*What to do*: Continue the news report on the southern China floods from the point where it stops, writing the paragraphs that come next.

*Document segment*:
** Start **
Web Radio
May 28, 2008
» Midday Update

Free
Home > Free > Story
June 12, 2007
WATER, WATER EVERYWHERE
CHINA: 71 dead, 600,000 forced from homes, with the worst yet to come
ADRIFT: A man paddling through a flooded street in Meizhou, in the southern Chinese province of Guangdong, on Sunday. Floods and landslides have killed at least 71 people nationwide so far this month. -- REUTERS
BEIJING - SOUTHERN China is bracing itself for more flooding in the days ahead as disaster relief efforts continue round the clock for hundreds of thousands of people displaced by days of torrential rain.

The National Meteorological Centre yesterday forecast heavy rain south of the Yangtze River, China's longest, and continued downpours in the south of the country until Thursday.

Floods and landslides triggered by the rain have killed at least 71 people, left dozens missing and forced nearly 600,000 from their homes since the beginning of this month, the national flood relief headquarters said.

Rescue efforts are continuing in the provinces of Hunan, Guizhou, Guangdong, Jiangxi and Fujian, and in the Guangxi region, as floodwaters sweep through mountainous regions prone to landslides.

Nearly nine million people have been directly affected by the flooding so far, and factories and other enterprises have been closed in some areas, according to the Xinhua news agency.

Overall economic losses are estimated at close to 3 billion yuan (S$604 million).

Areas around Guangdong's Pearl River delta are among the hardest hit.

'Heavy rain in Guangdong weakened somewhat last night, but we expect heavy rain for today and tomorrow,' the relief headquarters said in a forecast posted on its website yesterday.
** End **
*Collected material*:
** Start **
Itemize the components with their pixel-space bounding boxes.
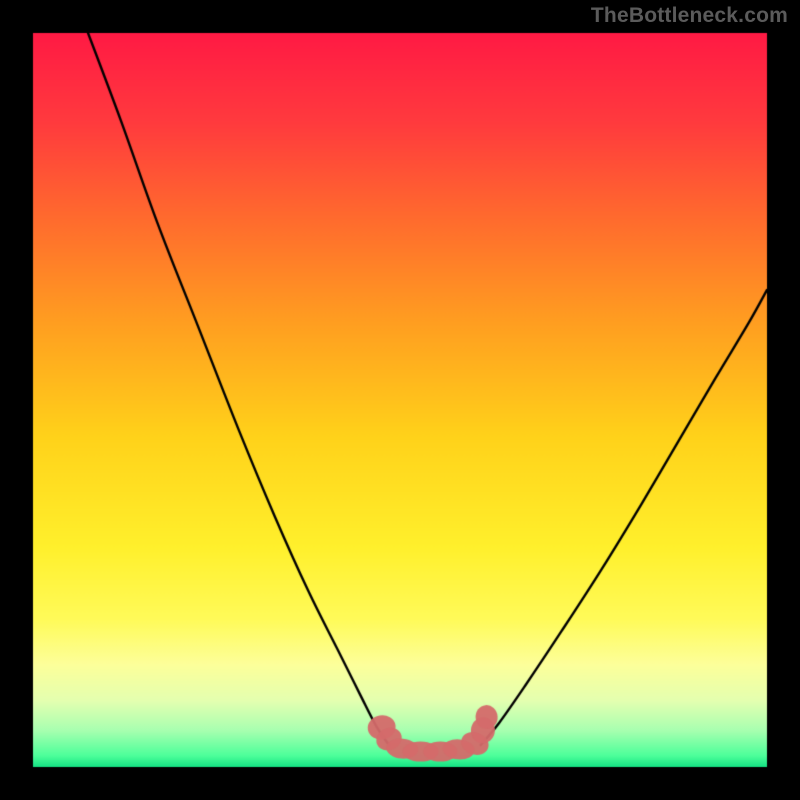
** End **
*Answer below*:
The Pearl River delta sits at the confluence of several rivers that originate in neighbouring mountainous regions before emptying into the South China Sea.

According to the flood relief headquarters, water levels along the Beijiang River, a major tributary of the Pearl, were 5.4m above the flood-warning level on Sunday afternoon, but were receding.

But along the Xijiang River, another tributary, water levels on Sunday were 1.2m over the warning level and rising.

Other Pearl tributaries were facing similar situations, while reservoirs in the region were also nearing breaching levels, the headquarters said.

'We have got experience of floods,' Mr Zhong Shizhan, a resident of Mei county in Guangdong province, was quoted as saying by the Southern Metropolis Daily yesterday.

'But I have never known a flood like this.'

And China's annual typhoon season, which Xinhua said is 'getting under way in the south', could exacerbate the flooding.

There has been no word on when the typhoon season will begin this year, although it normally starts around late July.

Last year, the country experienced an unusually harsh typhoon season that began more than a month earlier.

Earlier this year, there was a major drought on the upper reaches of the Yangtze, and weather experts warned then that serious flooding, particularly along the middle and lower sections, could follow.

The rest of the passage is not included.